PROVIDED PASSAGE.
Introduction

About Stable Diffusion

Stable Diffusion is a generative model used for image and audio generation. It is based on the diffusion process and can model complex, high-dimensional distributions. The model works by iteratively adding noise to an input image or audio signal, and then denoising it to produce a new sample. This process is repeated many times to generate a full image or audio clip. Stable Diffusion has shown promising results in image and audio generation tasks and is a popular model in the machine learning research community.

‍

*Images generated by fine-tuned Stable Diffusion v1.5 model*

Neural networks that use diffusion models heavily rely on matrix and vector operations during both training and inference. This is where modern graphical processing units, or GPUs, demonstrate their capabilities.

CPUs vs GPUs

CPUs and GPUs differ in their architectures and purposes. CPUs are general-purpose processors that are designed to handle a wide range of tasks, including running operating systems, running applications, and handling input/output operations. They typically have a few cores, each capable of executing multiple threads in parallel.

GPUs, on the other hand, are specialized processors designed for graphics rendering and parallel processing. They have many more cores than CPUs, each optimized for executing a single instruction on multiple data points in parallel. This makes them very efficient at performing matrix and vector operations, which are common in neural network training and inference.

*Example: the difference between CPU and GPU in matrix factorization task (source*)

However, recent advancements in CPUs have made them more capable of performing operations with vectors and matrices. For example, Intel's Advanced Vector Extensions (AVX) provides a set of instructions that allow CPUs to perform multiple arithmetic operations on vectors and matrices simultaneously. However, GPUs still have an advantage over CPUs in terms of parallel processing power and are often used in deep learning applications.

CPU inference at Realm

At Realm, we confidently utilize CPU machines to satisfy customer requests for art generation. Although it may be slower than using GPU machines to execute the request queue, our product's unique delivery of goodie bags asynchronously allows us to benefit from simpler CPU setups. It is crucial to note that despite the slower speed, it remains acceptable, as we will demonstrate later in this article.

3 ways to run diffusion models on CPU

Here are three ways of running diffusion models on a CPU machine:

Baseline: This method relies on the default PyTorch execution, which uses the CPU to perform matrix and vector operations. While this method can be slow and less efficient than using a GPU, recent advancements in CPU architectures have made it more feasible to run deep learning models on a CPU.
OpenVINO conversion: OpenVINO is a toolkit provided by Intel for optimizing deep learning models on CPUs. By converting a PyTorch model to an OpenVINO format, the model can be run more efficiently on a CPU. This method can significantly improve inference speed and reduce CPU usage.
Intel PyTorch Extension (IPEX): IPEX is a library developed by Intel that utilizes the Advanced Vector Extensions (AVX) instruction set to optimize PyTorch models for CPU execution. This library can significantly improve the speed and efficiency of running deep learning models on a CPU by enabling parallel processing of matrix and vector operations.

Let’s have a look at the execution time comparison of these three approaches:

*Execution time comparison table, image generation with diffusers library (source*)

Layout records:

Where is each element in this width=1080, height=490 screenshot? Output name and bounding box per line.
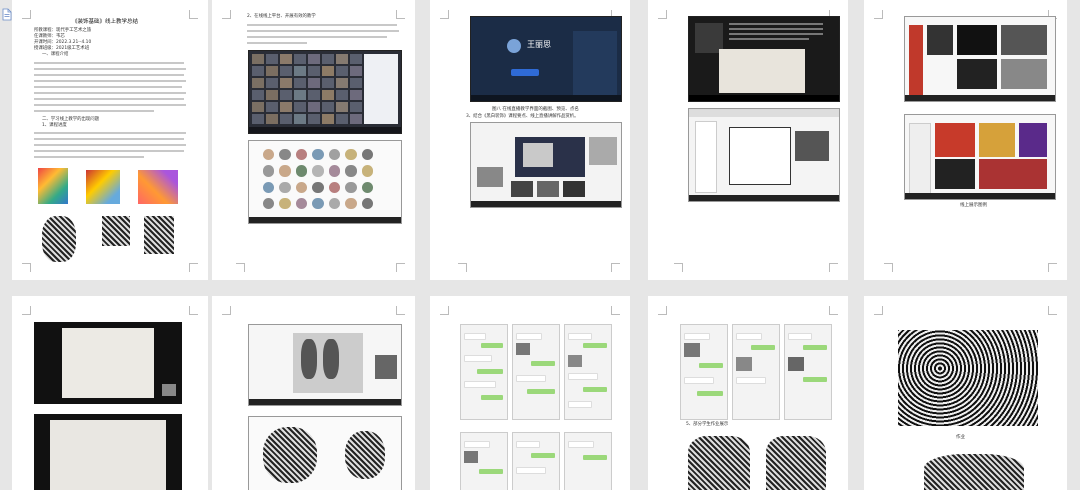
- drawing-flowers: [898, 330, 1038, 426]
- screenshot-live-class: 王丽思: [470, 16, 622, 102]
- figure-caption: 图八 在线直播教学界面的截图、预览、点名: [492, 107, 579, 112]
- page-1: 《装饰基础》线上教学总结 所教课程：现代手工艺术之旅 任课教师：韦芯 开课时间：…: [12, 0, 208, 280]
- page-9: 5、部分学生作业展示: [648, 296, 848, 490]
- page-2: 2、在线线上平台、开展有效的教学: [212, 0, 415, 280]
- chat-screenshot: [680, 324, 728, 420]
- page-3: 王丽思 图八 在线直播教学界面的截图、预览、点名 3、结合《黑白装饰》课程要点、…: [430, 0, 630, 280]
- screenshot-drawing-course: [688, 108, 840, 202]
- page-4: [648, 0, 848, 280]
- figure-caption: 作业: [956, 435, 965, 440]
- page-6: [12, 296, 208, 490]
- screenshot-gallery-1: [904, 16, 1056, 102]
- chat-screenshot: [784, 324, 832, 420]
- photo-drawing-2: [34, 414, 182, 490]
- photo-drawing-1: [34, 322, 182, 404]
- page-5: 线上展示图例: [864, 0, 1067, 280]
- chat-screenshot: [732, 324, 780, 420]
- chat-screenshot: [564, 432, 612, 490]
- book-cover: [86, 170, 120, 204]
- section-heading: 1、课程进度: [42, 123, 67, 128]
- drawing-cat-2: [766, 436, 826, 490]
- drawing-pattern: [144, 216, 174, 254]
- screenshot-avatar-grid: [248, 140, 402, 224]
- section-heading: 2、在线线上平台、开展有效的教学: [247, 14, 316, 19]
- drawing-cat-1: [688, 436, 750, 490]
- book-cover: [38, 168, 68, 204]
- page-10: 作业: [864, 296, 1067, 490]
- section-heading: 3、结合《黑白装饰》课程要点、线上直播讲解作品赏析。: [466, 114, 579, 119]
- chat-screenshot: [512, 432, 560, 490]
- drawing-butterfly: [102, 216, 130, 246]
- chat-screenshot: [460, 324, 508, 420]
- drawing-owl: [42, 216, 76, 262]
- book-cover: [138, 170, 178, 204]
- page-7: [212, 296, 415, 490]
- chat-screenshot: [460, 432, 508, 490]
- chat-screenshot: [512, 324, 560, 420]
- screenshot-gallery-2: [904, 114, 1056, 200]
- document-icon[interactable]: [2, 6, 12, 21]
- screenshot-birds-slide: [688, 16, 840, 102]
- screenshot-rabbit-drawing: [248, 324, 402, 406]
- page-title: 《装饰基础》线上教学总结: [72, 19, 139, 25]
- host-name: 王丽思: [527, 40, 551, 49]
- screenshot-lesson-slide: [470, 122, 622, 208]
- section-heading: 一、课程介绍: [42, 52, 69, 57]
- screenshot-ram-drawing: [248, 416, 402, 490]
- figure-caption: 线上展示图例: [960, 203, 987, 208]
- page-8: [430, 296, 630, 490]
- drawing-rabbit: [924, 454, 1024, 490]
- section-heading: 5、部分学生作业展示: [686, 422, 729, 427]
- screenshot-video-grid: [248, 50, 402, 134]
- chat-screenshot: [564, 324, 612, 420]
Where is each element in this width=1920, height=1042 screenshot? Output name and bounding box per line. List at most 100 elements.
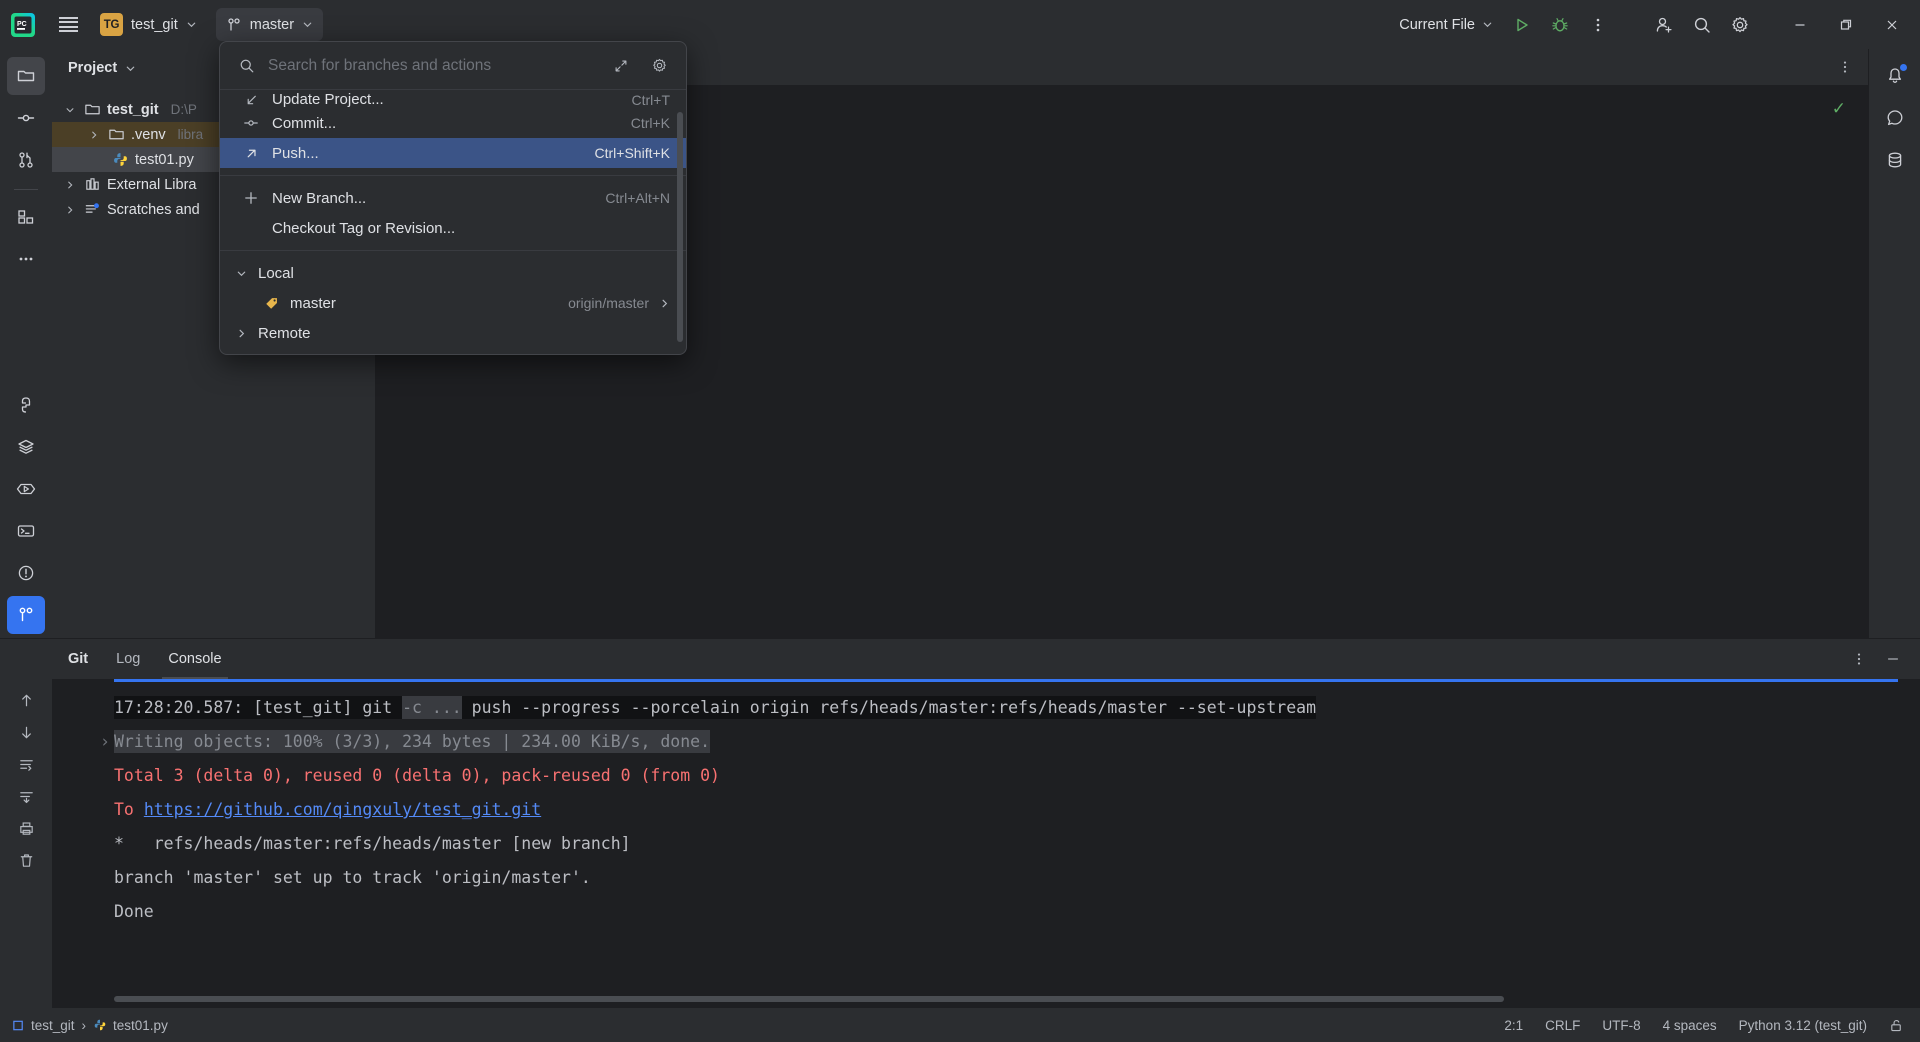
git-tool-window: Git Log Console 17:28:20.587: [test_git]… [0,638,1920,1008]
breadcrumb-item-file[interactable]: test01.py [93,1018,168,1033]
chevron-down-icon[interactable] [62,105,78,115]
git-branch-icon [228,17,240,31]
commit-icon [17,114,35,122]
debug-button[interactable] [1542,8,1578,41]
popup-action-update-project[interactable]: Update Project... Ctrl+T [220,90,686,108]
rail-item-more-tool-windows[interactable] [7,240,45,278]
popup-branch-tracking: origin/master [568,295,670,311]
console-horizontal-scrollbar[interactable] [114,996,1504,1002]
search-everywhere-button[interactable] [1684,8,1720,41]
add-account-icon [1656,17,1672,33]
scroll-up-icon[interactable] [11,685,41,715]
console-line-to: To https://github.com/qingxuly/test_git.… [52,793,1920,827]
rail-item-git[interactable] [7,596,45,634]
console-line-writing: › Writing objects: 100% (3/3), 234 bytes … [52,725,1920,759]
popup-action-shortcut: Ctrl+Alt+N [605,190,670,206]
rail-item-commit[interactable] [7,99,45,137]
bottom-tab-console[interactable]: Console [154,639,235,679]
bottom-tab-log[interactable]: Log [102,639,154,679]
add-account-button[interactable] [1646,8,1682,41]
branch-popup-search-row [220,42,686,90]
popup-action-checkout-tag[interactable]: Checkout Tag or Revision... [220,213,686,243]
rail-item-database[interactable] [1876,141,1914,179]
clear-all-icon[interactable] [11,845,41,875]
print-icon[interactable] [11,813,41,843]
window-maximize-button[interactable] [1824,6,1868,44]
python-file-icon [94,1019,106,1031]
console-line-refs: * refs/heads/master:refs/heads/master [n… [114,834,631,853]
chevron-down-icon[interactable] [125,63,136,74]
rail-item-pull-requests[interactable] [7,141,45,179]
popup-branch-master[interactable]: master origin/master [220,288,686,318]
console-remote-url-link[interactable]: https://github.com/qingxuly/test_git.git [144,800,541,819]
more-actions-button[interactable] [1580,8,1616,41]
git-tool-options-button[interactable] [1844,644,1874,674]
popup-branch-label: master [290,294,336,312]
status-interpreter[interactable]: Python 3.12 (test_git) [1739,1018,1867,1033]
soft-wrap-icon[interactable] [11,749,41,779]
git-console-output[interactable]: 17:28:20.587: [test_git] git -c ... push… [52,679,1920,1008]
more-vertical-icon [1596,18,1600,31]
chevron-right-icon[interactable] [62,205,78,215]
rail-item-project[interactable] [7,57,45,95]
update-project-icon [242,93,260,108]
close-icon [1887,20,1897,29]
chevron-right-icon[interactable] [232,328,250,339]
console-command-collapsed[interactable]: -c ... [402,696,462,719]
status-caret-position[interactable]: 2:1 [1504,1018,1523,1033]
gear-icon[interactable] [646,53,672,79]
rail-item-run[interactable] [7,470,45,508]
expand-popup-icon[interactable] [608,53,634,79]
window-minimize-button[interactable] [1778,6,1822,44]
status-indent[interactable]: 4 spaces [1663,1018,1717,1033]
popup-group-remote[interactable]: Remote [220,318,686,348]
unlocked-icon[interactable] [1889,1018,1904,1033]
chevron-right-icon[interactable] [62,180,78,190]
right-tool-rail [1868,49,1920,638]
rail-item-services[interactable] [7,428,45,466]
popup-action-commit[interactable]: Commit... Ctrl+K [220,108,686,138]
rail-item-structure[interactable] [7,198,45,236]
rail-item-problems[interactable] [7,554,45,592]
run-button[interactable] [1504,8,1540,41]
editor-options-button[interactable] [1832,54,1858,80]
branch-tag-icon [262,296,280,311]
chevron-down-icon[interactable] [232,268,250,279]
window-close-button[interactable] [1870,6,1914,44]
popup-action-push[interactable]: Push... Ctrl+Shift+K [220,138,686,168]
git-tool-hide-button[interactable] [1878,644,1908,674]
status-encoding[interactable]: UTF-8 [1602,1018,1640,1033]
python-packages-icon [21,397,31,413]
project-selector[interactable]: TG test_git [94,9,206,41]
settings-button[interactable] [1722,8,1758,41]
more-horizontal-icon [19,257,33,261]
scroll-to-end-icon[interactable] [11,781,41,811]
rail-item-python-packages[interactable] [7,386,45,424]
popup-action-new-branch[interactable]: New Branch... Ctrl+Alt+N [220,183,686,213]
status-line-separator[interactable]: CRLF [1545,1018,1580,1033]
chevron-right-icon[interactable] [659,298,670,309]
toolbar-right-group: Current File [1390,6,1914,44]
python-file-icon [114,153,127,166]
hamburger-menu-icon[interactable] [50,7,86,43]
tree-node-hint: libra [177,127,204,142]
popup-scrollbar[interactable] [677,112,683,342]
run-configuration-selector[interactable]: Current File [1390,9,1502,41]
rail-item-notifications[interactable] [1876,57,1914,95]
bottom-tab-git[interactable]: Git [58,639,102,679]
tree-node-label: External Libra [107,176,197,193]
breadcrumb: test_git › test01.py [12,1018,168,1033]
popup-group-local[interactable]: Local [220,258,686,288]
branch-search-input[interactable] [268,56,596,75]
chevron-right-icon[interactable] [86,130,102,140]
chevron-right-icon[interactable]: › [100,725,110,759]
inspections-ok-icon[interactable]: ✓ [1832,99,1846,119]
branch-selector[interactable]: master [215,8,324,41]
ide-window: PC TG test_git master Current File Proje… [0,0,1920,1042]
console-progress-bar [114,679,1898,682]
breadcrumb-item-module[interactable]: test_git [12,1018,75,1033]
scroll-down-icon[interactable] [11,717,41,747]
rail-item-ai-assistant[interactable] [1876,99,1914,137]
git-tool-window-header: Git Log Console [0,639,1920,679]
rail-item-terminal[interactable] [7,512,45,550]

STATED TASK 1. Copy the Stable Diffusion article above, everything from "CPUs and GPUs" down to "factorization task (source*)".
STATED TASK 2. Translate this sentence from the article on running Stable Diffusion on CPUs into Spanish: "CPUs and GPUs differ in their architectures and purposes."
STATED TASK 3. Go on with the article on running Stable Diffusion on CPUs, picking up after its final sentence.

FINAL RESULT 1.
CPUs and GPUs differ in their architectures and purposes. CPUs are general-purpose processors that are designed to handle a wide range of tasks, including running operating systems, running applications, and handling input/output operations. They typically have a few cores, each capable of executing multiple threads in parallel.

GPUs, on the other hand, are specialized processors designed for graphics rendering and parallel processing. They have many more cores than CPUs, each optimized for executing a single instruction on multiple data points in parallel. This makes them very efficient at performing matrix and vector operations, which are common in neural network training and inference.

*Example: the difference between CPU and GPU in matrix factorization task (source*)

FINAL RESULT 2. Las CPU y las GPU difieren en sus arquitecturas y propósitos.

FINAL RESULT 3.
The first column shows a baseline created using the Intel Xeon Ice Lake chip. This chip is an older generation compared to the Intel Sapphire Rapids hardware generation.
The second column shows the same baseline generation but using Intel Sapphire Rapids hardware.
The third and fourth columns demonstrate how OpenVINO can accelerate the generation speed when using dynamic shape and static shape (difference explained further)
The fifth column represents what can be achieved with a baseline code if the system is set up properly, i.e. libjemalloc-dev, intel-mkl, and numactl installed.
The sixth and seventh shows how it’s going to be when IPEX and IPEX plus minor tricks are used

Greater power comes with greater costs

To use Intel PyTorch Extension (IPEX), one needs to have an Intel CPU with AVX512, which comes with the recent Sapphire Rapids chips. These chips are significantly more expensive than the previous generation (Ice Lake) when purchasing hardware resources on demand.

For example, on Google Cloud, a c3-standard-22 (16 vCPUs, 64 GB memory) instance with Sapphire Rapids costs around $1.14884 per hour, while a c2-standard-16 (16 vCPUs, 64 GB memory) instance with Ice Lake costs around $0.8352 per hour.However, it is worth noting that the performance improvements with Sapphire Rapids can be significant, especially when using IPEX. If cost is a concern, it may be more economical to use the baseline method or OpenVINO conversion, depending on the specific use case and budget constraints

OpenVINO and model shape

OpenVINO is a great tool for optimizing deep learning models on the CPU, especially on older hardware. One of the advantages of OpenVINO is the ability to use both static and dynamic model shapes. The static shape means that the dimensions of the model's input and output tensors are fixed at compile time, while the dynamic shape means that the dimensions can vary at runtime.

In general, static shape models can be faster and more efficient than dynamic shape models. However, static shape models can also be more memory-intensive. For example, when using OpenVINO with a static shape model for image generation, the memory usage can be up to four times higher than with a dynamic shape model that outputs images one at a time. It's important to consider the trade-offs between speed, efficiency, and memory usage when choosing between static and dynamic shape models in OpenVINO.

BF16 vs F16 vs F32

In recent years, float16 (also known as half-precision) has become a popular format for representing numerical values in deep-learning models. Float16 uses half the number of bits as float32 (single precision), which makes it more memory-efficient and faster to compute on GPUs.

Although float16 has a lower precision than float32, recent research has shown that it can be used without significant loss of accuracy in many deep-learning tasks. In fact, some studies have even shown that using float16 can improve the generalization of the model by acting as a regularizer and reducing overfitting.

Although float16 can improve the efficiency of deep learning models on GPUs, it is not always efficient on CPUs. However, there is an alternative called bfloat16, which operates similarly to float16 but can be more efficient on systems that support it. Bfloat16 uses 16 bits to represent numerical values, just like float16, but uses a different encoding scheme that allows for more efficient computation on CPUs. This format is supported by Intel's Advanced Vector Extensions (AVX) instruction set, which is used by Intel PyTorch Extension (IPEX) to optimize PyTorch models for CPU execution.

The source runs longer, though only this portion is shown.